[RECORDED INFORMATION start]
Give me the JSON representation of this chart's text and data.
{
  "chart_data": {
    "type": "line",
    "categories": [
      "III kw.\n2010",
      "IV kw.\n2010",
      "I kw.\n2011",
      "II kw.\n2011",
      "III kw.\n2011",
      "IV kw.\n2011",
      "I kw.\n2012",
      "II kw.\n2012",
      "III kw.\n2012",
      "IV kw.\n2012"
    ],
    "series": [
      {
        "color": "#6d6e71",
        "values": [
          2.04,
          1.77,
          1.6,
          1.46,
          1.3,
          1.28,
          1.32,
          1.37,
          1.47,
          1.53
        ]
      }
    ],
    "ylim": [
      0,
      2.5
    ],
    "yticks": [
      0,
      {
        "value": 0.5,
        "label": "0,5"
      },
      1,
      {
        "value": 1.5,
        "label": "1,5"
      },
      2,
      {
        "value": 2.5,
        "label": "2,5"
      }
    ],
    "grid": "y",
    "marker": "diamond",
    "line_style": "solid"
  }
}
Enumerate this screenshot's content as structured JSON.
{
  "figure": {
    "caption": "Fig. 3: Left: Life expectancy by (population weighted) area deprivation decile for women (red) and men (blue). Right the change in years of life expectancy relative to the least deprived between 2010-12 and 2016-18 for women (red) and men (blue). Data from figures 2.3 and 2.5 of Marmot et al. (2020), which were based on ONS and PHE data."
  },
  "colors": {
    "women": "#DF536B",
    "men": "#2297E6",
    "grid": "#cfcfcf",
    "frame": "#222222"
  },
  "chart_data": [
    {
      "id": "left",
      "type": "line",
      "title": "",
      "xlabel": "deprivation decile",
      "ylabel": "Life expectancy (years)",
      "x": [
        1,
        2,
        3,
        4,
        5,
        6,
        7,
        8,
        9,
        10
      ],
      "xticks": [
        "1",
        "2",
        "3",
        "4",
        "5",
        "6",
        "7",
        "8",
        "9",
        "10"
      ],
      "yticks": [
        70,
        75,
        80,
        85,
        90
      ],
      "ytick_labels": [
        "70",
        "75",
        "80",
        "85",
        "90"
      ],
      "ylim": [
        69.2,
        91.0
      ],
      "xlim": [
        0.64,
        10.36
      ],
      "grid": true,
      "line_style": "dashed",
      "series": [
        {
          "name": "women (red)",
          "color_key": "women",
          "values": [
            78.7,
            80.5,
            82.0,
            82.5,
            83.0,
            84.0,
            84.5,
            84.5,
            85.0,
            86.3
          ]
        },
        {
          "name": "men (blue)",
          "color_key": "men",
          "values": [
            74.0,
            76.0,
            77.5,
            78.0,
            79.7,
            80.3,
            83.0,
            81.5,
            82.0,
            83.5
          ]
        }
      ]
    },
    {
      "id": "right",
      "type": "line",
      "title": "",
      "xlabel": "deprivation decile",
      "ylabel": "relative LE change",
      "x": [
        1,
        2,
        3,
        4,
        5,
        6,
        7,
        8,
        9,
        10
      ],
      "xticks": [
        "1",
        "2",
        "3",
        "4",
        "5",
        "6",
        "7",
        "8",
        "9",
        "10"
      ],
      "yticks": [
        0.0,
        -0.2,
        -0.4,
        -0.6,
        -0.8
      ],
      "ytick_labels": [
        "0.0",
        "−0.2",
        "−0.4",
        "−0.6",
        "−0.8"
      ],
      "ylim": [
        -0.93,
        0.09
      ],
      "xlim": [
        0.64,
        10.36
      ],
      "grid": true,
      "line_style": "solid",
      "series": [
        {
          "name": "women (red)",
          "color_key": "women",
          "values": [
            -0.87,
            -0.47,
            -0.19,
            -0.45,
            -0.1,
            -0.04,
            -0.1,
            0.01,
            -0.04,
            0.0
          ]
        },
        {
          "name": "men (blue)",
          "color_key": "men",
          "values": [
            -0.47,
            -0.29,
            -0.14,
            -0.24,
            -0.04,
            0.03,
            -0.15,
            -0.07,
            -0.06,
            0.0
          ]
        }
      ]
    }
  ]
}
[RECORDED INFORMATION end]
• [TASK DESCRIPTION]: Filter the records for lines holding the string "grid". Copy each one.

• [RESPONSE TO THIS TASK]:
    "grid": "y",
    "grid": "#cfcfcf",
      "grid": true,
      "grid": true,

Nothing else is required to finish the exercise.